Search the listing for "افراد" and copy every line where it appears.

**Supplied material:**
■ ■ ■ ■ ■ ■ ■
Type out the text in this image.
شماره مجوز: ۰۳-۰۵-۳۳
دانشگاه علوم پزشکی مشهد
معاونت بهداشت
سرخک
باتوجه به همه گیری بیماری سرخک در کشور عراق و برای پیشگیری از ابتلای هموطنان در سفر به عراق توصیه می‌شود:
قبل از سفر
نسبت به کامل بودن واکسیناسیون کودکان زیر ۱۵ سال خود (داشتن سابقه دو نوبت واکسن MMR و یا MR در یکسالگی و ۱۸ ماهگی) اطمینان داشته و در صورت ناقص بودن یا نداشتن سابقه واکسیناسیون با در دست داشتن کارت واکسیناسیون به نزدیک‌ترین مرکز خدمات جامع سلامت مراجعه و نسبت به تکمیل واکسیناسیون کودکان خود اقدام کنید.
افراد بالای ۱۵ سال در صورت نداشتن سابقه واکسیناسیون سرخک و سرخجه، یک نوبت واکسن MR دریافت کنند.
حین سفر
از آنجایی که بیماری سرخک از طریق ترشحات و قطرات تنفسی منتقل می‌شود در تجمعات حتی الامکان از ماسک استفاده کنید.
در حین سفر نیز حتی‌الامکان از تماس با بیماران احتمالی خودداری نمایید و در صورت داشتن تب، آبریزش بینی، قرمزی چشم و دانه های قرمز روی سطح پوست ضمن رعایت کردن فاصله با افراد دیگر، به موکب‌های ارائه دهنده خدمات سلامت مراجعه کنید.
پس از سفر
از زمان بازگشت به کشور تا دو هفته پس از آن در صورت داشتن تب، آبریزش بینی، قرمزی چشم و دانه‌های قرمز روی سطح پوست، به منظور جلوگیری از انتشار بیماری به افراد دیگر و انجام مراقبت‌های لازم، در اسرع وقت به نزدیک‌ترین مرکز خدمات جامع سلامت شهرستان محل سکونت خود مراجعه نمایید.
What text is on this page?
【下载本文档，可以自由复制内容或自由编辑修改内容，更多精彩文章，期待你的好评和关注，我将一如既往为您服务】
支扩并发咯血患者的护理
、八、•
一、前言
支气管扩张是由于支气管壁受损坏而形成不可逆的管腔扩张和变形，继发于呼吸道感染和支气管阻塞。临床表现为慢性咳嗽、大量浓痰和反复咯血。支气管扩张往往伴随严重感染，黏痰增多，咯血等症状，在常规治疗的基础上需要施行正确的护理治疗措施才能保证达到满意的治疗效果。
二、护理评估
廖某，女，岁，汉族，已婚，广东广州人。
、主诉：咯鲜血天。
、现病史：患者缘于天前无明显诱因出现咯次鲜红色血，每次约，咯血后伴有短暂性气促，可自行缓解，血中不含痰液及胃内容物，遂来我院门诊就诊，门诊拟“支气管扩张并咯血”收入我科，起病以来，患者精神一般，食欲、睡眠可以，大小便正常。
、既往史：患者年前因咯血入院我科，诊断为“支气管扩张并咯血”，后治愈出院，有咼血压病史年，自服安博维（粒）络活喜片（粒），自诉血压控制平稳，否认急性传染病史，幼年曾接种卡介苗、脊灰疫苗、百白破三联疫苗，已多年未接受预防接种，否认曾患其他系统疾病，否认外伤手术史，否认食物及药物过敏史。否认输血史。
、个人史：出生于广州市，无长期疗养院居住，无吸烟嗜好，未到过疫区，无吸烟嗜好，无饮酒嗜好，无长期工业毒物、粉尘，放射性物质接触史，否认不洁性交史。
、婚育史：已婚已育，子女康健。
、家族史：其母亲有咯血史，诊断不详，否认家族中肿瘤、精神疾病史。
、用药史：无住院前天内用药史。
■ ■ ■ ■ ■ ■ ■
**Output of the task:**
افراد بالای ۱۵ سال در صورت نداشتن سابقه واکسیناسیون سرخک و سرخجه، یک نوبت واکسن MR دریافت کنند.
در حین سفر نیز حتی‌الامکان از تماس با بیماران احتمالی خودداری نمایید و در صورت داشتن تب، آبریزش بینی، قرمزی چشم و دانه های قرمز روی سطح پوست ضمن رعایت کردن فاصله با افراد دیگر، به موکب‌های ارائه دهنده خدمات سلامت مراجعه کنید.
از زمان بازگشت به کشور تا دو هفته پس از آن در صورت داشتن تب، آبریزش بینی، قرمزی چشم و دانه‌های قرمز روی سطح پوست، به منظور جلوگیری از انتشار بیماری به افراد دیگر و انجام مراقبت‌های لازم، در اسرع وقت به نزدیک‌ترین مرکز خدمات جامع سلامت شهرستان محل سکونت خود مراجعه نمایید.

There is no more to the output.